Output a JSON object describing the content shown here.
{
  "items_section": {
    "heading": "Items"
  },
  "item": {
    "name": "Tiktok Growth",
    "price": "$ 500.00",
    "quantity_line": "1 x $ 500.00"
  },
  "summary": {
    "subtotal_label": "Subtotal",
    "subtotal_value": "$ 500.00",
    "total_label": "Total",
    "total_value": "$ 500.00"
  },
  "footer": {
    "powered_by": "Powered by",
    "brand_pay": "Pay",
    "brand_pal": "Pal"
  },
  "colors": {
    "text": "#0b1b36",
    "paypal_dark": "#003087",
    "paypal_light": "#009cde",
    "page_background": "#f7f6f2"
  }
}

[Directive] Each record above should be restated word for word.

[Correct result]
Output a JSON object describing the content shown here.
{
  "items_section": {
    "heading": "Items"
  },
  "item": {
    "name": "Tiktok Growth",
    "price": "$ 500.00",
    "quantity_line": "1 x $ 500.00"
  },
  "summary": {
    "subtotal_label": "Subtotal",
    "subtotal_value": "$ 500.00",
    "total_label": "Total",
    "total_value": "$ 500.00"
  },
  "footer": {
    "powered_by": "Powered by",
    "brand_pay": "Pay",
    "brand_pal": "Pal"
  },
  "colors": {
    "text": "#0b1b36",
    "paypal_dark": "#003087",
    "paypal_light": "#009cde",
    "page_background": "#f7f6f2"
  }
}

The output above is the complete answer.